**RECORDS**
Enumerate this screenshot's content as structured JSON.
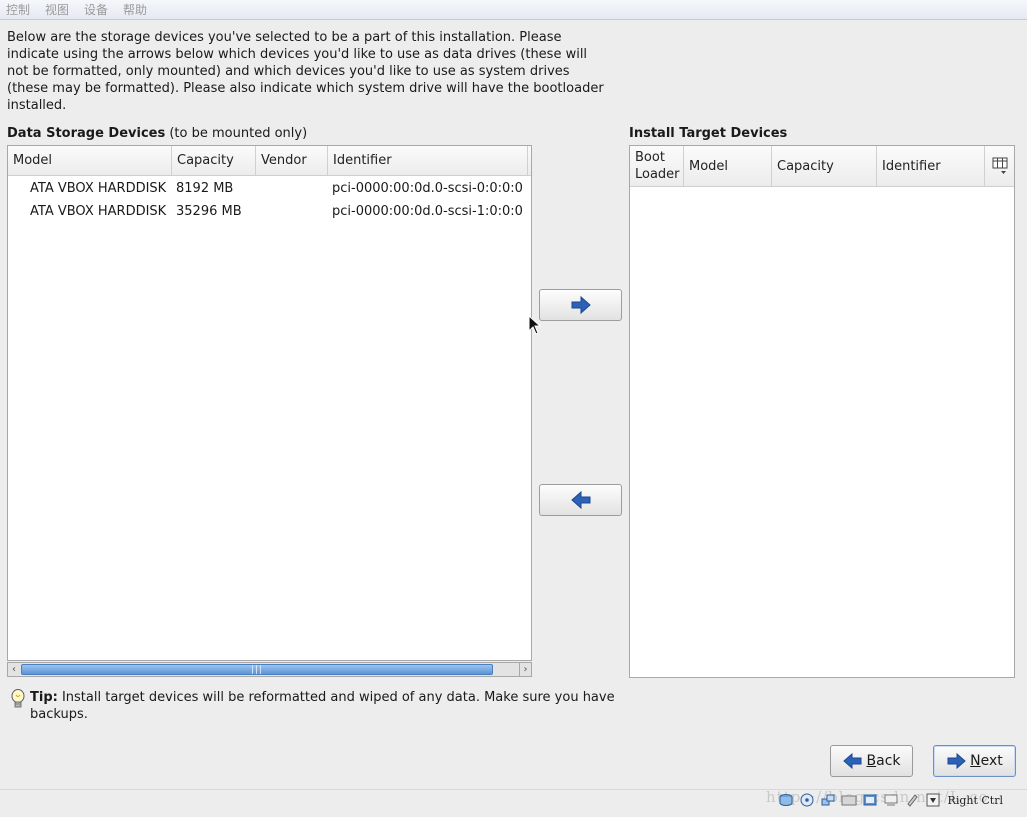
{
  "menu": [
    "控制",
    "视图",
    "设备",
    "帮助"
  ],
  "intro_text": "Below are the storage devices you've selected to be a part of this installation.  Please indicate using the arrows below which devices you'd like to use as data drives (these will not be formatted, only mounted) and which devices you'd like to use as system drives (these may be formatted).  Please also indicate which system drive will have the bootloader installed.",
  "data_storage": {
    "title": "Data Storage Devices",
    "subtitle": "(to be mounted only)",
    "columns": [
      "Model",
      "Capacity",
      "Vendor",
      "Identifier"
    ],
    "rows": [
      {
        "model": "ATA VBOX HARDDISK",
        "capacity": "8192 MB",
        "vendor": "",
        "identifier": "pci-0000:00:0d.0-scsi-0:0:0:0"
      },
      {
        "model": "ATA VBOX HARDDISK",
        "capacity": "35296 MB",
        "vendor": "",
        "identifier": "pci-0000:00:0d.0-scsi-1:0:0:0"
      }
    ]
  },
  "install_target": {
    "title": "Install Target Devices",
    "columns": [
      "Boot Loader",
      "Model",
      "Capacity",
      "Identifier"
    ],
    "rows": []
  },
  "tip": {
    "label": "Tip:",
    "text": " Install target devices will be reformatted and wiped of any data.  Make sure you have backups."
  },
  "buttons": {
    "back_mnemonic": "B",
    "back_rest": "ack",
    "next_mnemonic": "N",
    "next_rest": "ext"
  },
  "statusbar": {
    "host_key": "Right Ctrl",
    "watermark": "https://blog.csdn.net/L_co"
  },
  "colors": {
    "arrow_blue": "#2b62b8",
    "scroll_thumb": "#5b94d6"
  }
}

**WHAT THE TASK REQUIRES**
Any pictures should be dropped; transcribe the rest of the records above exactly.

**ANSWER TO THIS EXERCISE**
Enumerate this screenshot's content as structured JSON.
{
  "menu": [
    "控制",
    "视图",
    "设备",
    "帮助"
  ],
  "intro_text": "Below are the storage devices you've selected to be a part of this installation.  Please indicate using the arrows below which devices you'd like to use as data drives (these will not be formatted, only mounted) and which devices you'd like to use as system drives (these may be formatted).  Please also indicate which system drive will have the bootloader installed.",
  "data_storage": {
    "title": "Data Storage Devices",
    "subtitle": "(to be mounted only)",
    "columns": [
      "Model",
      "Capacity",
      "Vendor",
      "Identifier"
    ],
    "rows": [
      {
        "model": "ATA VBOX HARDDISK",
        "capacity": "8192 MB",
        "vendor": "",
        "identifier": "pci-0000:00:0d.0-scsi-0:0:0:0"
      },
      {
        "model": "ATA VBOX HARDDISK",
        "capacity": "35296 MB",
        "vendor": "",
        "identifier": "pci-0000:00:0d.0-scsi-1:0:0:0"
      }
    ]
  },
  "install_target": {
    "title": "Install Target Devices",
    "columns": [
      "Boot Loader",
      "Model",
      "Capacity",
      "Identifier"
    ],
    "rows": []
  },
  "tip": {
    "label": "Tip:",
    "text": " Install target devices will be reformatted and wiped of any data.  Make sure you have backups."
  },
  "buttons": {
    "back_mnemonic": "B",
    "back_rest": "ack",
    "next_mnemonic": "N",
    "next_rest": "ext"
  },
  "statusbar": {
    "host_key": "Right Ctrl",
    "watermark": "https://blog.csdn.net/L_co"
  },
  "colors": {
    "arrow_blue": "#2b62b8",
    "scroll_thumb": "#5b94d6"
  }
}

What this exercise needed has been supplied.